___ TEXTE EXTRAIT ___
Sur les images aériennes en noir et blanc de l’armée israélienne, on distingue un immeuble au coin d’une rue disparaissant partiellement dans un nuage de feu. Elles ne tranchent guère avec celles des nombreux autres bombardements menés par Israël lors de ce week-end, où des tirs de roquette et de mortier depuis la bande de Gaza ont tué quatre Israéliens et où les répliques de l’Etat hébreu ont coûté la vie à 23 Palestiniens.

Cette frappe, qui a visé samedi 4 mai un immeuble de la bande de Gaza, pourrait cependant constituer une première : Israël dit avoir, ce faisant, riposté à une attaque informatique. Jamais un Etat n’avait revendiqué ainsi l’emploi de la force militaire traditionnelle pour répondre à une cyberattaque.

Selon Tsahal, le bâtiment lourdement endommagé par la frappe aérienne abritait des membres du Hamas spécialisés dans les attaques informatiques, lesquels auraient lancé, un peu plus tôt, une opération contre Israël. On ne sait pas, pour l’heure, si ce bombardement de représailles a fait des victimes.

« Pour la première fois pendant des hostilités, le Hamas a essayé de lancer une attaque dont l’objectif était de perturber la qualité de vie des Israéliens. Nous ne souhaitons pas en dire davantage », a précisé au Monde Jonathan Conricus, porte-parole de l’armée israélienne :

« Nous les avons immédiatement repérés, nous les avons suivis dans l’ombre. Quand ils ont essayé de passer l’acte, on les a empêchés. Puis, dans un deuxième temps, nous avons décidé d’attaquer physiquement l’infrastructure concernée. »

Une première dans l’histoire de la « cyberguerre » ?

Depuis plusieurs années, les états-majors des armées et les juristes spécialisés tentent de définir les contours d’une riposte – légale – à une attaque informatique. L’armée israélienne vient de leur livrer un premier cas pratique, d’autant plus qu’il s’agit d’une réplique utilisant les moyens classiques de la guerre.
___ ENREGISTREMENTS ___
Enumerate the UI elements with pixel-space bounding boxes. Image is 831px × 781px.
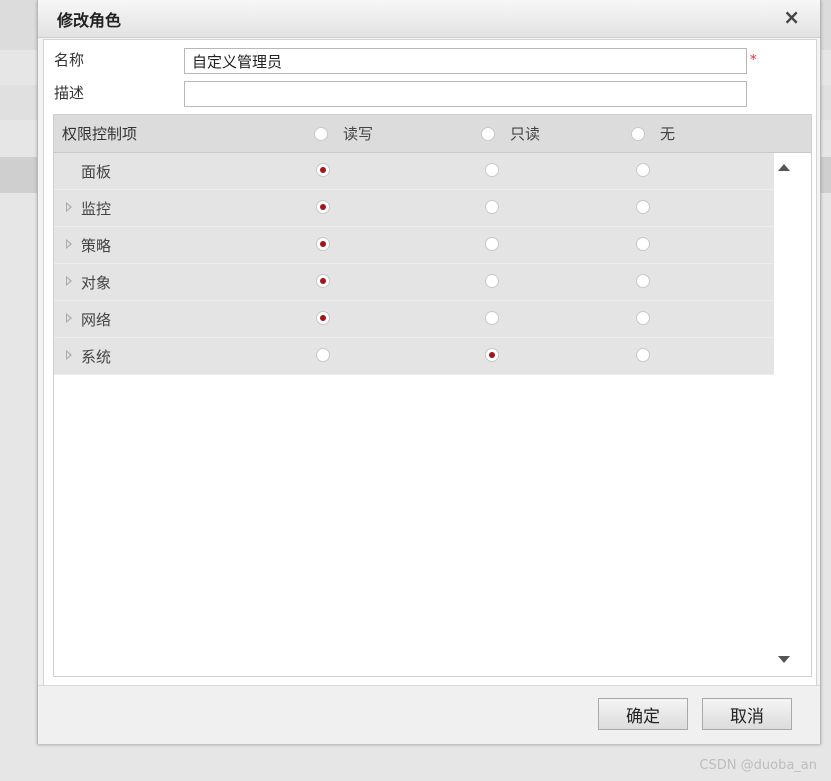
radio-none[interactable] (636, 274, 650, 288)
edit-role-dialog: 修改角色 × 名称 * 描述 权限控制项 读写 只读 无 (37, 0, 821, 744)
dialog-title: 修改角色 (57, 11, 122, 30)
dialog-content: 名称 * 描述 权限控制项 读写 只读 无 (43, 39, 817, 686)
radio-read-only[interactable] (485, 237, 499, 251)
cancel-button[interactable]: 取消 (702, 698, 792, 730)
radio-button[interactable] (481, 126, 495, 141)
permission-header-label: 权限控制项 (62, 125, 138, 143)
permission-row-label: 监控 (81, 200, 112, 218)
permission-row-label: 系统 (81, 348, 112, 366)
radio-read-only[interactable] (485, 311, 499, 325)
radio-button[interactable] (631, 126, 645, 141)
description-field[interactable] (184, 81, 747, 107)
permission-row: 监控 (54, 190, 774, 227)
scroll-down-icon[interactable] (778, 656, 790, 663)
radio-none[interactable] (636, 348, 650, 362)
permission-header: 权限控制项 读写 只读 无 (54, 115, 811, 153)
header-option-label: 只读 (510, 125, 541, 143)
permission-row-label: 网络 (81, 311, 112, 329)
required-mark: * (750, 53, 757, 68)
expand-icon[interactable] (66, 313, 72, 323)
header-option-read-write[interactable]: 读写 (314, 123, 373, 144)
permission-row-label: 面板 (81, 163, 112, 181)
radio-read-only[interactable] (485, 200, 499, 214)
radio-read-write[interactable] (316, 163, 330, 177)
radio-read-only[interactable] (485, 163, 499, 177)
permission-row: 对象 (54, 264, 774, 301)
header-option-label: 无 (660, 125, 676, 143)
header-option-label: 读写 (343, 125, 374, 143)
radio-read-write[interactable] (316, 200, 330, 214)
radio-read-write[interactable] (316, 274, 330, 288)
watermark: CSDN @duoba_an (699, 758, 817, 773)
expand-icon[interactable] (66, 350, 72, 360)
radio-none[interactable] (636, 237, 650, 251)
permission-row-label: 策略 (81, 237, 112, 255)
permission-rows: 面板 监控 策略 对象 网络 系统 (54, 153, 774, 375)
radio-none[interactable] (636, 311, 650, 325)
permission-row: 策略 (54, 227, 774, 264)
radio-read-only[interactable] (485, 348, 499, 362)
expand-icon[interactable] (66, 276, 72, 286)
permission-row: 系统 (54, 338, 774, 375)
scroll-up-icon[interactable] (778, 164, 790, 171)
permission-row: 面板 (54, 153, 774, 190)
radio-read-only[interactable] (485, 274, 499, 288)
permission-table: 权限控制项 读写 只读 无 面板 监控 策略 对象 网络 系统 (53, 114, 812, 677)
radio-none[interactable] (636, 163, 650, 177)
name-label: 名称 (54, 51, 85, 69)
expand-icon[interactable] (66, 239, 72, 249)
description-label: 描述 (54, 84, 85, 102)
dialog-titlebar: 修改角色 × (38, 0, 820, 38)
header-option-read-only[interactable]: 只读 (481, 123, 540, 144)
radio-none[interactable] (636, 200, 650, 214)
permission-row: 网络 (54, 301, 774, 338)
expand-icon[interactable] (66, 202, 72, 212)
radio-button[interactable] (314, 126, 328, 141)
name-field[interactable] (184, 48, 747, 74)
radio-read-write[interactable] (316, 237, 330, 251)
dialog-footer: 确定 取消 (38, 685, 820, 744)
radio-read-write[interactable] (316, 311, 330, 325)
header-option-none[interactable]: 无 (631, 123, 675, 144)
radio-read-write[interactable] (316, 348, 330, 362)
permission-row-label: 对象 (81, 274, 112, 292)
ok-button[interactable]: 确定 (598, 698, 688, 730)
close-icon[interactable]: × (783, 5, 800, 29)
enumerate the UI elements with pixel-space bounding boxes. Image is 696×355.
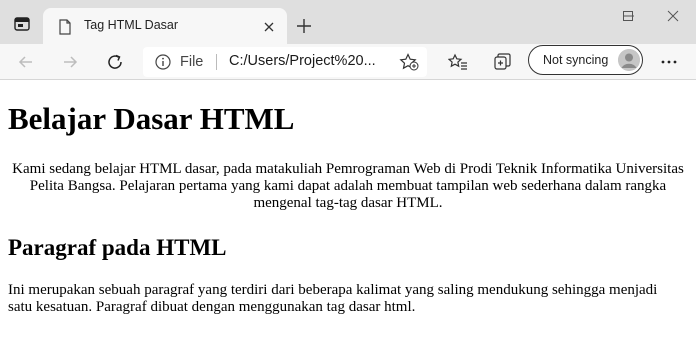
address-bar[interactable]: File C:/Users/Project%20... xyxy=(143,47,427,77)
tab-title: Tag HTML Dasar xyxy=(84,18,179,32)
plus-icon[interactable] xyxy=(293,15,315,37)
user-avatar-icon xyxy=(618,49,640,71)
info-icon[interactable] xyxy=(155,54,171,70)
site-label: File xyxy=(180,54,204,70)
star-plus-icon[interactable] xyxy=(399,53,419,71)
arrow-right-icon[interactable] xyxy=(56,48,84,76)
title-bar: Tag HTML Dasar xyxy=(0,0,696,44)
maximize-icon[interactable] xyxy=(605,0,651,32)
collections-icon[interactable] xyxy=(489,48,517,76)
page-content: Belajar Dasar HTML Kami sedang belajar H… xyxy=(0,81,696,355)
address-separator xyxy=(216,54,217,70)
body-paragraph: Ini merupakan sebuah paragraf yang terdi… xyxy=(8,282,658,315)
sync-status-label: Not syncing xyxy=(543,53,609,67)
section-heading: Paragraf pada HTML xyxy=(8,235,227,260)
close-icon[interactable] xyxy=(260,18,278,36)
close-icon[interactable] xyxy=(650,0,696,32)
browser-toolbar: File C:/Users/Project%20... Not syncing xyxy=(0,44,696,80)
window-menu-icon[interactable] xyxy=(14,17,30,31)
arrow-left-icon[interactable] xyxy=(12,48,40,76)
page-title: Belajar Dasar HTML xyxy=(8,101,295,136)
file-page-icon xyxy=(58,19,72,35)
profile-sync-button[interactable]: Not syncing xyxy=(528,45,643,75)
tab-active[interactable]: Tag HTML Dasar xyxy=(43,8,287,44)
refresh-icon[interactable] xyxy=(101,48,129,76)
ellipsis-icon[interactable] xyxy=(655,48,683,76)
url-text[interactable]: C:/Users/Project%20... xyxy=(229,53,389,69)
intro-paragraph: Kami sedang belajar HTML dasar, pada mat… xyxy=(12,161,684,211)
star-list-icon[interactable] xyxy=(444,48,472,76)
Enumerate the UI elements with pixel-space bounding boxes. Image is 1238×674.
___
## EXERCICES
1. Modifiez le passage de l'article sur la riposte d'Israël à une cyberattaque qui commence par « Sur les images » et se poursuit jusqu'à « à une cyberattaque. », en remplaçant « immeuble » par « bâtiment ».
2. Rédigez la suite de l'article sur la riposte d'Israël à une cyberattaque, en reprenant après sa dernière phrase.
Ces lignes n'ont aucun lien avec l'article sur la riposte d'Israël à une cyberattaque.

## CORRIGÉ DÉTAILLÉ
1.
Sur les images aériennes en noir et blanc de l’armée israélienne, on distingue un bâtiment au coin d’une rue disparaissant partiellement dans un nuage de feu. Elles ne tranchent guère avec celles des nombreux autres bombardements menés par Israël lors de ce week-end, où des tirs de roquette et de mortier depuis la bande de Gaza ont tué quatre Israéliens et où les répliques de l’Etat hébreu ont coûté la vie à 23 Palestiniens.

Cette frappe, qui a visé samedi 4 mai un bâtiment de la bande de Gaza, pourrait cependant constituer une première : Israël dit avoir, ce faisant, riposté à une attaque informatique. Jamais un Etat n’avait revendiqué ainsi l’emploi de la force militaire traditionnelle pour répondre à une cyberattaque.

2.
« C’est la première fois que je vois ça » explique Aude Géry, doctorante en droit international public à l’université de Rouen : « Nous ne sommes plus dans un cas de parallélisme des moyens, où l’on réplique par une attaque informatique à une attaque informatique, même s’il semble qu’il faille appréhender l’opération dans son contexte plus global, celui d’une série de frappes contre plusieurs cibles. »

Même si l’on ne peut exclure qu’un pays ait déjà riposté en secret à une cyberattaque avec des moyens conventionnels, c’est, en tout cas, la première fois qu’une armée revendique une telle riposte au beau milieu d’un conflit. En 2015, les Etats-Unis avaient bien tué, d’une frappe de drone, un hackeur de l’organisation Etat islamique (EI). Mais cet assassinat ciblé ne faisait pas immédiatement suite à une attaque informatique.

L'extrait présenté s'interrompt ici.